— Work to do —
Your task is to transcribe all the entries exactly, excluding pictures.

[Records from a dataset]
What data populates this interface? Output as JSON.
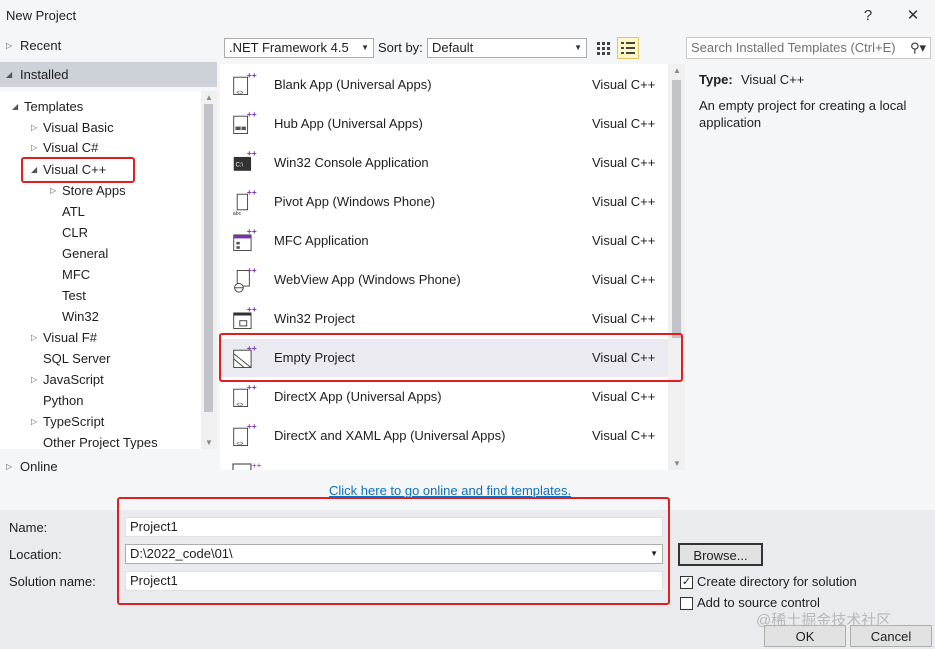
{
  "window": {
    "title": "New Project",
    "help_glyph": "?",
    "close_glyph": "✕"
  },
  "nav": {
    "recent": "Recent",
    "installed": "Installed",
    "online": "Online",
    "tree": {
      "templates": "Templates",
      "visual_basic": "Visual Basic",
      "visual_csharp": "Visual C#",
      "visual_cpp": "Visual C++",
      "store_apps": "Store Apps",
      "atl": "ATL",
      "clr": "CLR",
      "general": "General",
      "mfc": "MFC",
      "test": "Test",
      "win32": "Win32",
      "visual_fsharp": "Visual F#",
      "sql_server": "SQL Server",
      "javascript": "JavaScript",
      "python": "Python",
      "typescript": "TypeScript",
      "other": "Other Project Types"
    }
  },
  "toolbar": {
    "framework": ".NET Framework 4.5",
    "sort_label": "Sort by:",
    "sort_value": "Default",
    "search_placeholder": "Search Installed Templates (Ctrl+E)"
  },
  "templates": [
    {
      "name": "Blank App (Universal Apps)",
      "lang": "Visual C++",
      "icon": "blank-app-icon"
    },
    {
      "name": "Hub App (Universal Apps)",
      "lang": "Visual C++",
      "icon": "hub-app-icon"
    },
    {
      "name": "Win32 Console Application",
      "lang": "Visual C++",
      "icon": "console-app-icon"
    },
    {
      "name": "Pivot App (Windows Phone)",
      "lang": "Visual C++",
      "icon": "pivot-app-icon"
    },
    {
      "name": "MFC Application",
      "lang": "Visual C++",
      "icon": "mfc-app-icon"
    },
    {
      "name": "WebView App (Windows Phone)",
      "lang": "Visual C++",
      "icon": "webview-app-icon"
    },
    {
      "name": "Win32 Project",
      "lang": "Visual C++",
      "icon": "win32-project-icon"
    },
    {
      "name": "Empty Project",
      "lang": "Visual C++",
      "icon": "empty-project-icon"
    },
    {
      "name": "DirectX App (Universal Apps)",
      "lang": "Visual C++",
      "icon": "directx-app-icon"
    },
    {
      "name": "DirectX and XAML App (Universal Apps)",
      "lang": "Visual C++",
      "icon": "directx-xaml-app-icon"
    }
  ],
  "online_link": "Click here to go online and find templates.",
  "info": {
    "type_label": "Type:",
    "type_value": "Visual C++",
    "description": "An empty project for creating a local application"
  },
  "form": {
    "name_label": "Name:",
    "name_value": "Project1",
    "location_label": "Location:",
    "location_value": "D:\\2022_code\\01\\",
    "solution_label": "Solution name:",
    "solution_value": "Project1",
    "browse": "Browse...",
    "create_dir": "Create directory for solution",
    "create_dir_checked": true,
    "source_control": "Add to source control",
    "source_control_checked": false,
    "ok": "OK",
    "cancel": "Cancel"
  },
  "watermark": "@稀土掘金技术社区",
  "colors": {
    "highlight_red": "#e02020",
    "link_blue": "#0e70c0",
    "selected_row": "#eaeaf0"
  }
}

— Result of the exercise —
What data populates this interface? Output as JSON.
{
  "window": {
    "title": "New Project",
    "help_glyph": "?",
    "close_glyph": "✕"
  },
  "nav": {
    "recent": "Recent",
    "installed": "Installed",
    "online": "Online",
    "tree": {
      "templates": "Templates",
      "visual_basic": "Visual Basic",
      "visual_csharp": "Visual C#",
      "visual_cpp": "Visual C++",
      "store_apps": "Store Apps",
      "atl": "ATL",
      "clr": "CLR",
      "general": "General",
      "mfc": "MFC",
      "test": "Test",
      "win32": "Win32",
      "visual_fsharp": "Visual F#",
      "sql_server": "SQL Server",
      "javascript": "JavaScript",
      "python": "Python",
      "typescript": "TypeScript",
      "other": "Other Project Types"
    }
  },
  "toolbar": {
    "framework": ".NET Framework 4.5",
    "sort_label": "Sort by:",
    "sort_value": "Default",
    "search_placeholder": "Search Installed Templates (Ctrl+E)"
  },
  "templates": [
    {
      "name": "Blank App (Universal Apps)",
      "lang": "Visual C++",
      "icon": "blank-app-icon"
    },
    {
      "name": "Hub App (Universal Apps)",
      "lang": "Visual C++",
      "icon": "hub-app-icon"
    },
    {
      "name": "Win32 Console Application",
      "lang": "Visual C++",
      "icon": "console-app-icon"
    },
    {
      "name": "Pivot App (Windows Phone)",
      "lang": "Visual C++",
      "icon": "pivot-app-icon"
    },
    {
      "name": "MFC Application",
      "lang": "Visual C++",
      "icon": "mfc-app-icon"
    },
    {
      "name": "WebView App (Windows Phone)",
      "lang": "Visual C++",
      "icon": "webview-app-icon"
    },
    {
      "name": "Win32 Project",
      "lang": "Visual C++",
      "icon": "win32-project-icon"
    },
    {
      "name": "Empty Project",
      "lang": "Visual C++",
      "icon": "empty-project-icon"
    },
    {
      "name": "DirectX App (Universal Apps)",
      "lang": "Visual C++",
      "icon": "directx-app-icon"
    },
    {
      "name": "DirectX and XAML App (Universal Apps)",
      "lang": "Visual C++",
      "icon": "directx-xaml-app-icon"
    }
  ],
  "online_link": "Click here to go online and find templates.",
  "info": {
    "type_label": "Type:",
    "type_value": "Visual C++",
    "description": "An empty project for creating a local application"
  },
  "form": {
    "name_label": "Name:",
    "name_value": "Project1",
    "location_label": "Location:",
    "location_value": "D:\\2022_code\\01\\",
    "solution_label": "Solution name:",
    "solution_value": "Project1",
    "browse": "Browse...",
    "create_dir": "Create directory for solution",
    "create_dir_checked": true,
    "source_control": "Add to source control",
    "source_control_checked": false,
    "ok": "OK",
    "cancel": "Cancel"
  },
  "watermark": "@稀土掘金技术社区",
  "colors": {
    "highlight_red": "#e02020",
    "link_blue": "#0e70c0",
    "selected_row": "#eaeaf0"
  }
}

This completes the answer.